### Given task 1
From The Weekly Bottom Line, quote everything from "The Weekly Bottom" down to "volumes (0.4% M/M).".
### Given task 2
According to The Weekly Bottom Line, by what percentage did U.S. new home sales rise in July?
### Given task 3
List every U.S. recession that The Weekly Bottom Line identifies by its years.

### Document section
+++

Saturday, August 29, 2009

The Weekly Bottom Line


  • The BEA's preliminary estimate of Q2 U.S. real GDP growth came in at -1.0% (annualized). A likely return to positive growth in Q3 makes the 2008-09 recession the longest in the post-war period at 18 months, as well as the deepest with a peak-to-trough decline in real GDP at 3.9%
  • U.S. new home sales rose by 9.6% in July and month's supply fell to 7.5 months (from 8.5 in June). S&P Case-Shiller shows first monthly gain in over three years, rising by 0.8%.
  • U.S. Personal spending data for July show a "cash-for-clunkers" boost. Real PCE up 0.2% (1.6% annualized) on a 1.2% rise in durable goods spending.
  • Canadian retail sales for June advance in both values (1.0% M/M) and volumes (0.4% M/M).
  • Canadian consumer confidence in August rises to highest level in past year.
  • Teranet-National Bank quality-adjusted home price index for June advances for second month (1.5% M/M)
  • Bank of Canada staff speak about monetary policy during the recovery, and markets over-react to Bank statements about the loonie's rise.


With the release of the Bureau of Economic Analysis' preliminary estimate of the second quarter GDP growth and an increasing number of signs that growth will return to positive territory in the third quarter, it is an appropriate time for a "preliminary" post-mortem look at the U.S. Great Recession. The discussion can only be preliminary because the history books are still being written on the medium and long-run ramifications of the financial crises of 2007 and 2008 and subsequent global recession. At this point at least, we can say that the 2008-09 recession in the United States lasted 18 months - from January of 2008 to June 2009 and resulted in a 3.9% reduction in real GDP. While a number of elements of the recession were unique from previous recessions, in terms of its duration and depth this recession was only slightly worse than the 1973-75 recession, which lasted 16 months and saw a peak-to-trough decline in real GDP of 3.2%, and the recession of 1981-82, which also went 16 months and saw real GDP decline by 2.9% peak-to-trough.

The four most dangerous words in investing, according to Sir John Templeton are "this time it's different." You will often hear these words spoken in the formation of an asset bubble. Indeed, the notion that something is different about the current environment that justifies the run up in (take your pick) stock prices to earnings or home prices to income and rents, is what makes identifying an asset bubble ex-ante so hard to do. Unfortunately, it is all too easy to pick and choose some new phenomenon - the unbounded possibilities of the internet or innovations in housing finance, and claim that it justifies the dramatic move away from historical performance, especially when everyone around you is reaping the rewards.

+++

### Available data
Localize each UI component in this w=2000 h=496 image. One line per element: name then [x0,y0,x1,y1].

+++

### Complete response 1
The Weekly Bottom Line


  • The BEA's preliminary estimate of Q2 U.S. real GDP growth came in at -1.0% (annualized). A likely return to positive growth in Q3 makes the 2008-09 recession the longest in the post-war period at 18 months, as well as the deepest with a peak-to-trough decline in real GDP at 3.9%
  • U.S. new home sales rose by 9.6% in July and month's supply fell to 7.5 months (from 8.5 in June). S&P Case-Shiller shows first monthly gain in over three years, rising by 0.8%.
  • U.S. Personal spending data for July show a "cash-for-clunkers" boost. Real PCE up 0.2% (1.6% annualized) on a 1.2% rise in durable goods spending.
  • Canadian retail sales for June advance in both values (1.0% M/M) and volumes (0.4% M/M).

### Complete response 2
9.6%

### Complete response 3
2008-09
1973-75
1981-82